Data items
__________
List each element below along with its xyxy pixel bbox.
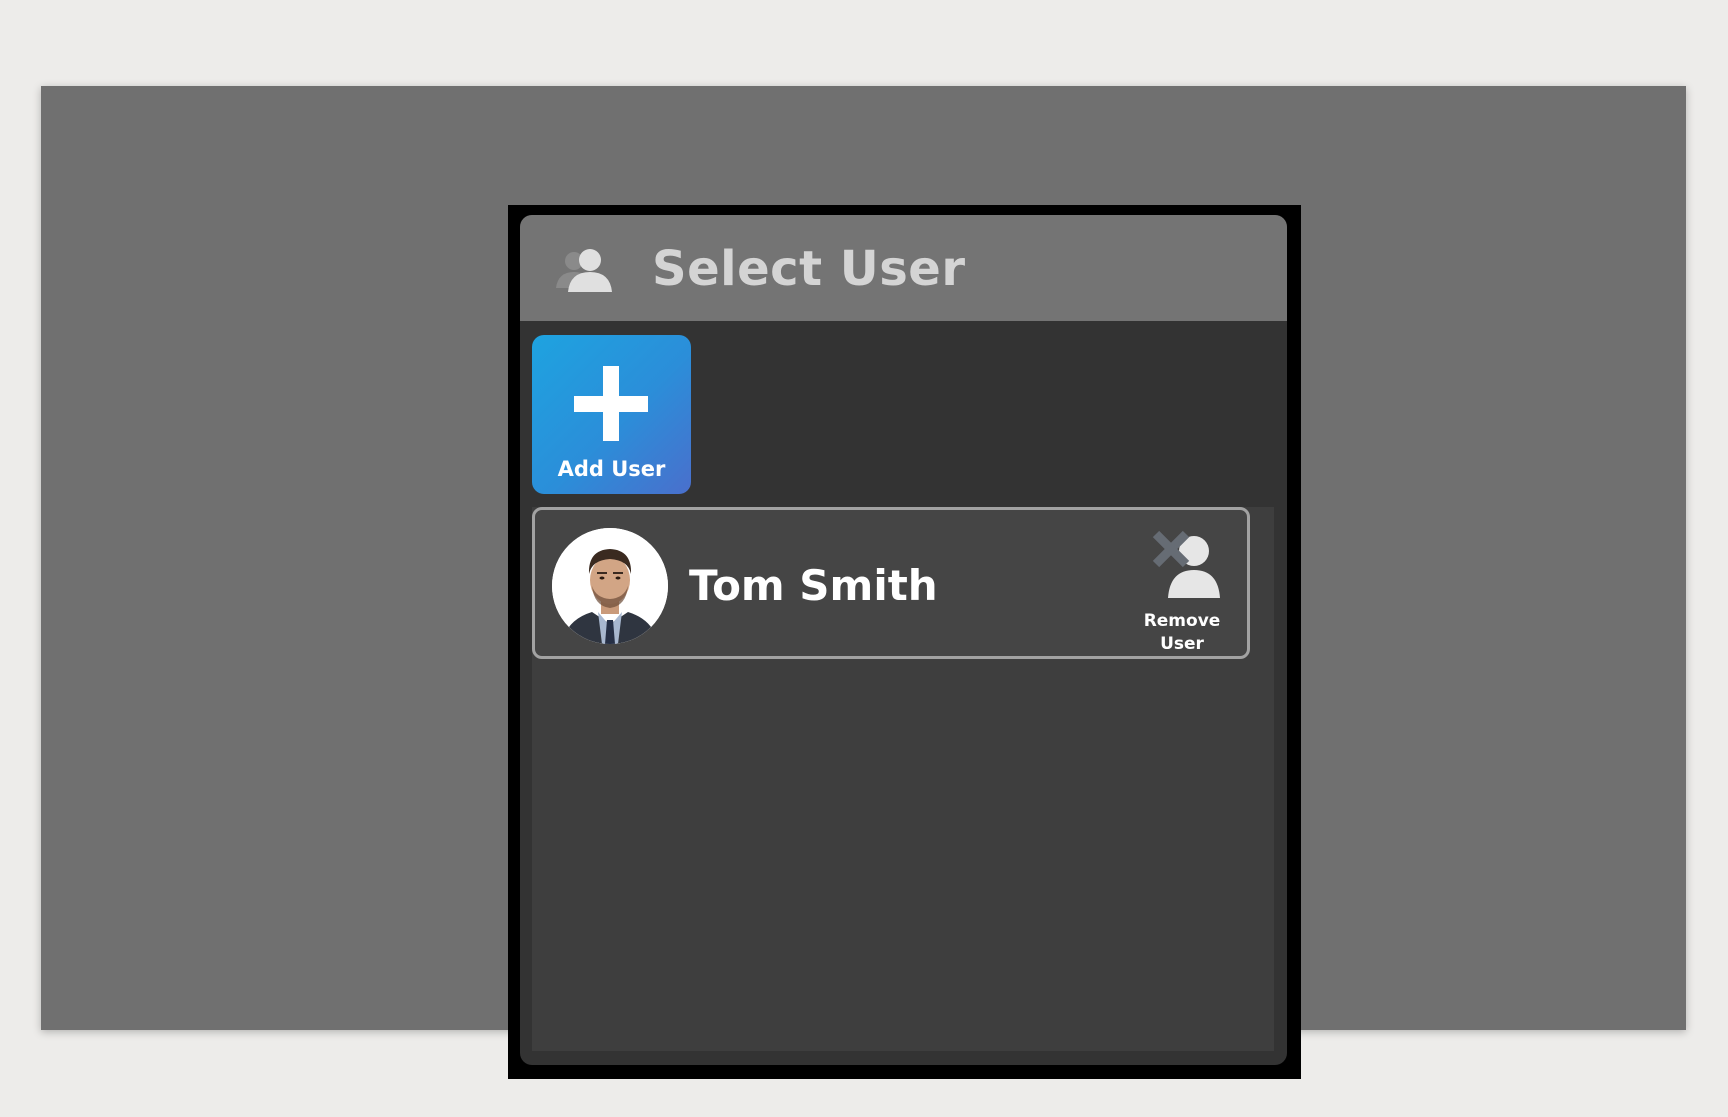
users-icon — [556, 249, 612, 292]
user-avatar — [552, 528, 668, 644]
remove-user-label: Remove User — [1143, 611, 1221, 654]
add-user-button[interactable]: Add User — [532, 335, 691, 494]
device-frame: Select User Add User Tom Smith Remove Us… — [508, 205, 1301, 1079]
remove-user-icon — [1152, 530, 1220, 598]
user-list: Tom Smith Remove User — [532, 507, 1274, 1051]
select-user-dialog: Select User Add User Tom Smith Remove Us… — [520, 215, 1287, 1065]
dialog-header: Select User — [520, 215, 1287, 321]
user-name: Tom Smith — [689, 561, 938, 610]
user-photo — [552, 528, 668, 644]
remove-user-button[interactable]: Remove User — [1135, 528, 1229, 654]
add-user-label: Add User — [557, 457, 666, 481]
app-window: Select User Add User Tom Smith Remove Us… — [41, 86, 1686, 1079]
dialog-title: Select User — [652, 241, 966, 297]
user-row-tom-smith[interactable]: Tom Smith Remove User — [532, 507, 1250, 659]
__________
▶ Exercise brief
Rewrite the records above, replacing every "Select User" with "Choose User" and changing nothing else. Omit the pictures.

▶ Exercise output
List each element below along with its xyxy pixel bbox.
users-icon — [556, 249, 612, 292]
user-avatar — [552, 528, 668, 644]
remove-user-label: Remove User — [1143, 611, 1221, 654]
add-user-button[interactable]: Add User — [532, 335, 691, 494]
device-frame: Choose User Add User Tom Smith Remove Us… — [508, 205, 1301, 1079]
remove-user-icon — [1152, 530, 1220, 598]
user-list: Tom Smith Remove User — [532, 507, 1274, 1051]
select-user-dialog: Choose User Add User Tom Smith Remove Us… — [520, 215, 1287, 1065]
dialog-header: Choose User — [520, 215, 1287, 321]
user-name: Tom Smith — [689, 561, 938, 610]
user-photo — [552, 528, 668, 644]
remove-user-button[interactable]: Remove User — [1135, 528, 1229, 654]
add-user-label: Add User — [557, 457, 666, 481]
app-window: Choose User Add User Tom Smith Remove Us… — [41, 86, 1686, 1079]
dialog-title: Choose User — [652, 241, 966, 297]
user-row-tom-smith[interactable]: Tom Smith Remove User — [532, 507, 1250, 659]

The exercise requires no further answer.